- WHAT YOU SHOULD DO: Your task is to transcribe all of the records exactly and leave out the pictures.

Data records
+ + + +

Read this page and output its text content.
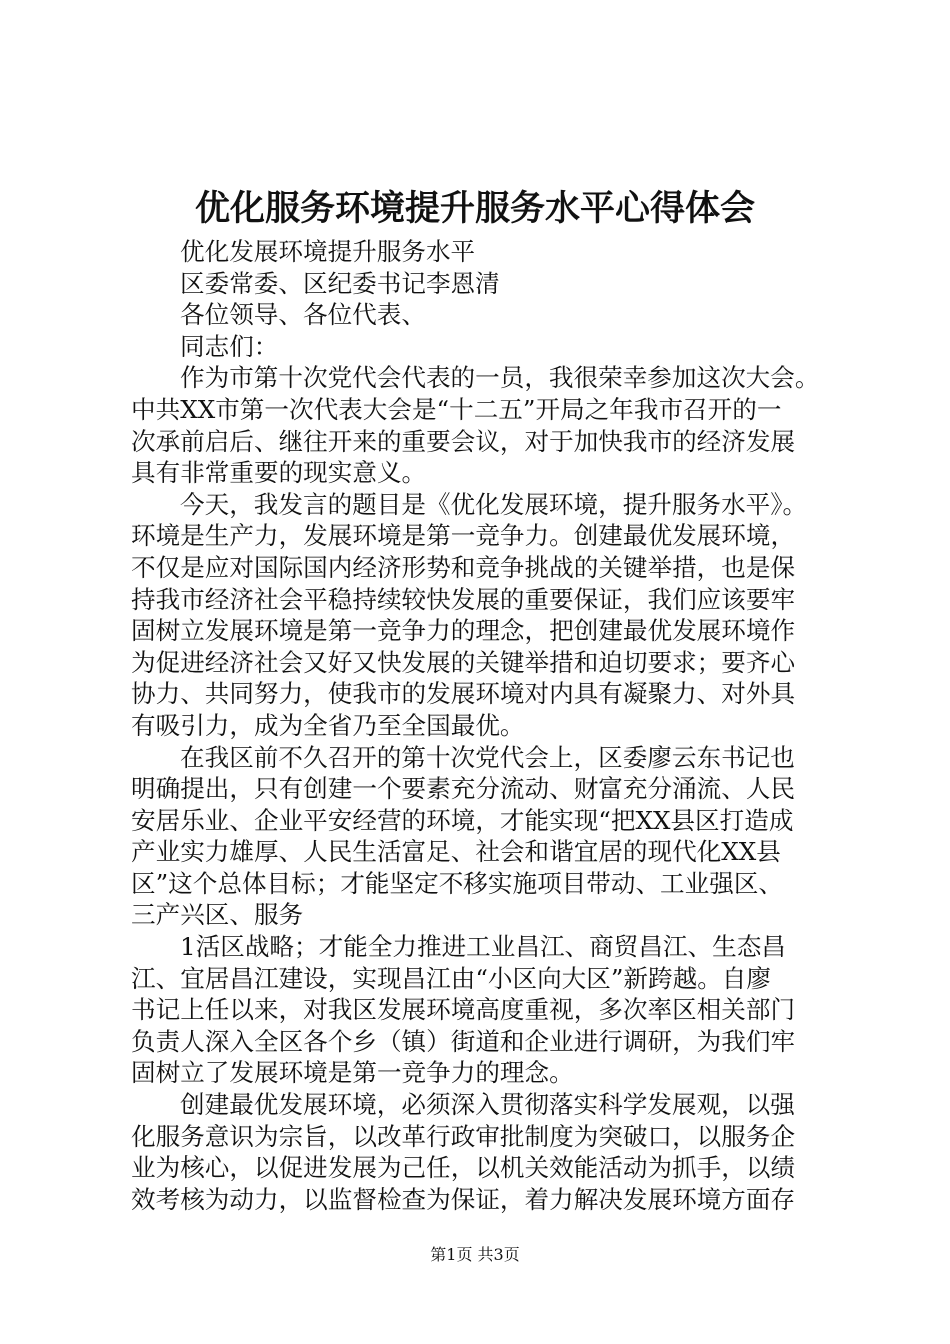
优化服务环境提升服务水平心得体会
优化发展环境提升服务水平
区委常委、区纪委书记李恩清
各位领导、各位代表、
同志们：
作为市第十次党代会代表的一员，我很荣幸参加这次大会。
中共XX市第一次代表大会是“十二五”开局之年我市召开的一
次承前启后、继往开来的重要会议，对于加快我市的经济发展
具有非常重要的现实意义。
今天，我发言的题目是《优化发展环境，提升服务水平》。
环境是生产力，发展环境是第一竞争力。创建最优发展环境，
不仅是应对国际国内经济形势和竞争挑战的关键举措，也是保
持我市经济社会平稳持续较快发展的重要保证，我们应该要牢
固树立发展环境是第一竞争力的理念，把创建最优发展环境作
为促进经济社会又好又快发展的关键举措和迫切要求；要齐心
协力、共同努力，使我市的发展环境对内具有凝聚力、对外具
有吸引力，成为全省乃至全国最优。
在我区前不久召开的第十次党代会上，区委廖云东书记也
明确提出，只有创建一个要素充分流动、财富充分涌流、人民
安居乐业、企业平安经营的环境，才能实现“把XX县区打造成
产业实力雄厚、人民生活富足、社会和谐宜居的现代化XX县
区”这个总体目标；才能坚定不移实施项目带动、工业强区、
三产兴区、服务
1活区战略；才能全力推进工业昌江、商贸昌江、生态昌
江、宜居昌江建设，实现昌江由“小区向大区”新跨越。自廖
书记上任以来，对我区发展环境高度重视，多次率区相关部门
负责人深入全区各个乡（镇）街道和企业进行调研，为我们牢
固树立了发展环境是第一竞争力的理念。
创建最优发展环境，必须深入贯彻落实科学发展观，以强
化服务意识为宗旨，以改革行政审批制度为突破口，以服务企
业为核心，以促进发展为己任，以机关效能活动为抓手，以绩
效考核为动力，以监督检查为保证，着力解决发展环境方面存
第1页 共3页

+ + + +

- WRITTEN ANSWER:
Read this page and output its text content.
优化服务环境提升服务水平心得体会
优化发展环境提升服务水平
区委常委、区纪委书记李恩清
各位领导、各位代表、
同志们：
作为市第十次党代会代表的一员，我很荣幸参加这次大会。
中共XX市第一次代表大会是“十二五”开局之年我市召开的一
次承前启后、继往开来的重要会议，对于加快我市的经济发展
具有非常重要的现实意义。
今天，我发言的题目是《优化发展环境，提升服务水平》。
环境是生产力，发展环境是第一竞争力。创建最优发展环境，
不仅是应对国际国内经济形势和竞争挑战的关键举措，也是保
持我市经济社会平稳持续较快发展的重要保证，我们应该要牢
固树立发展环境是第一竞争力的理念，把创建最优发展环境作
为促进经济社会又好又快发展的关键举措和迫切要求；要齐心
协力、共同努力，使我市的发展环境对内具有凝聚力、对外具
有吸引力，成为全省乃至全国最优。
在我区前不久召开的第十次党代会上，区委廖云东书记也
明确提出，只有创建一个要素充分流动、财富充分涌流、人民
安居乐业、企业平安经营的环境，才能实现“把XX县区打造成
产业实力雄厚、人民生活富足、社会和谐宜居的现代化XX县
区”这个总体目标；才能坚定不移实施项目带动、工业强区、
三产兴区、服务
1活区战略；才能全力推进工业昌江、商贸昌江、生态昌
江、宜居昌江建设，实现昌江由“小区向大区”新跨越。自廖
书记上任以来，对我区发展环境高度重视，多次率区相关部门
负责人深入全区各个乡（镇）街道和企业进行调研，为我们牢
固树立了发展环境是第一竞争力的理念。
创建最优发展环境，必须深入贯彻落实科学发展观，以强
化服务意识为宗旨，以改革行政审批制度为突破口，以服务企
业为核心，以促进发展为己任，以机关效能活动为抓手，以绩
效考核为动力，以监督检查为保证，着力解决发展环境方面存
第1页 共3页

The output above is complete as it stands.